> **WHAT TO PRODUCE**
Select the lines that hold the word "Polling" and copy each one.

Extracted data entries

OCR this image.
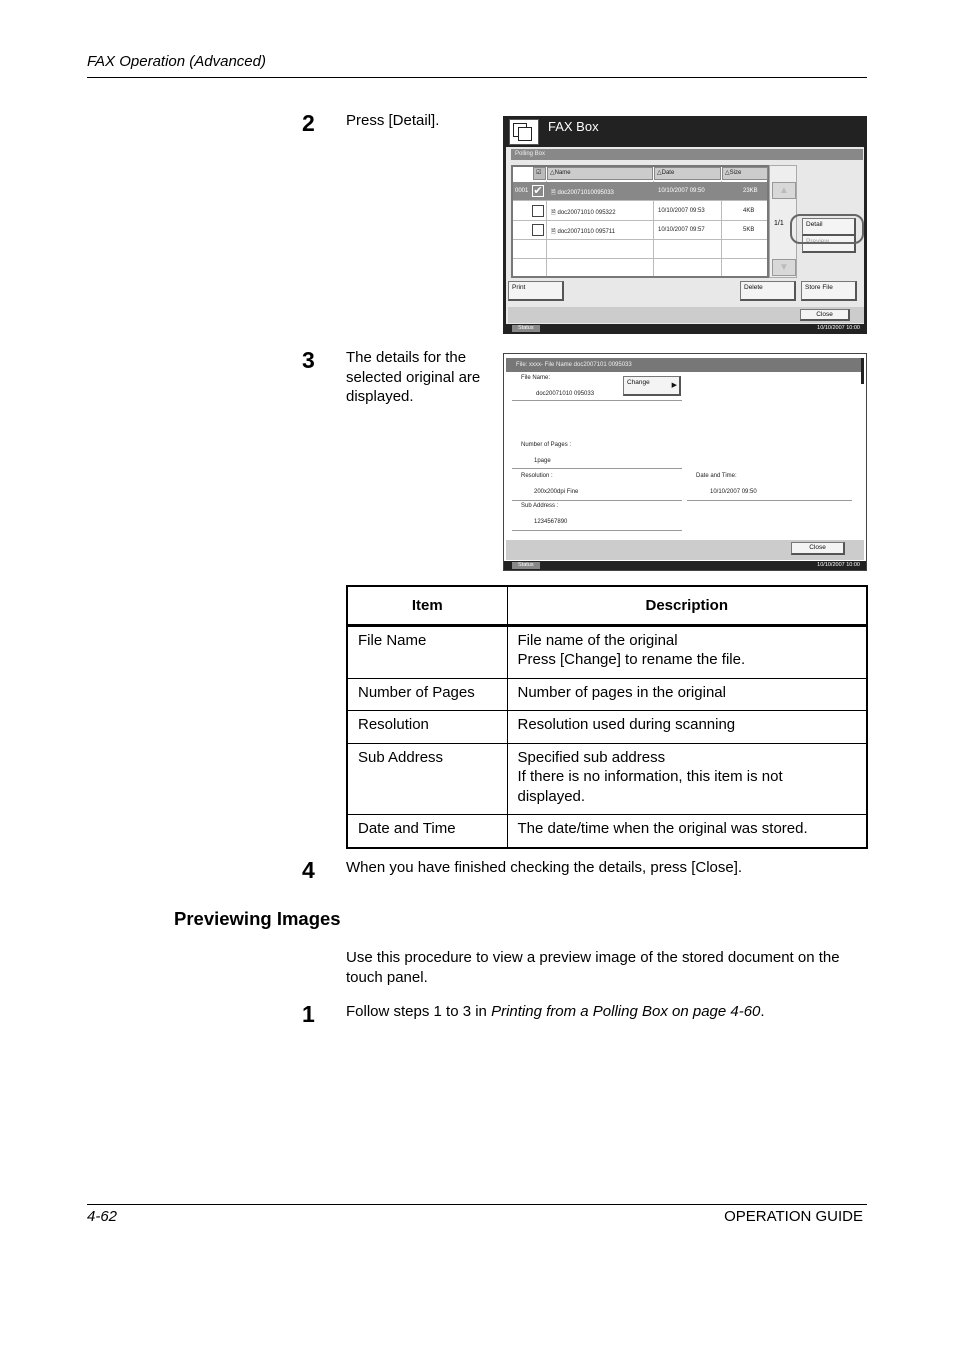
FAX Operation (Advanced)
2 Press [Detail].	FAX Box
Polling Box
☑	△Name	△Date	△Size
0001 ✔ 🗎 doc20071010095033	10/10/2007 09:50	23KB
🗎 doc20071010 095322	10/10/2007 09:53	4KB
🗎 doc20071010 095711	10/10/2007 09:57	5KB
▲
1/1
▼
Preview
Detail
Print	Delete	Store File
Close
Status	10/10/2007 10:00
3 The details for the
selected original are
displayed.
File: xxxx- File Name doc2007101 0095033
File Name:
doc20071010 095033
Change	▶
Number of Pages :
1page
Resolution :
200x200dpi Fine
Date and Time:
10/10/2007 09:50
Sub Address :
1234567890
Close
Status	10/10/2007 10:00
Item	Description
File Name	File name of the original
Press [Change] to rename the file.

Number of Pages	Number of pages in the original

Resolution	Resolution used during scanning

Sub Address	Specified sub address
If there is no information, this item is not
displayed.

Date and Time	The date/time when the original was stored.
4 When you have finished checking the details, press [Close].
Previewing Images
Use this procedure to view a preview image of the stored document on the
touch panel.
1 Follow steps 1 to 3 in Printing from a Polling Box on page 4-60.
4-62	OPERATION GUIDE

> **SOLVED EXERCISE**
Polling Box
1 Follow steps 1 to 3 in Printing from a Polling Box on page 4-60.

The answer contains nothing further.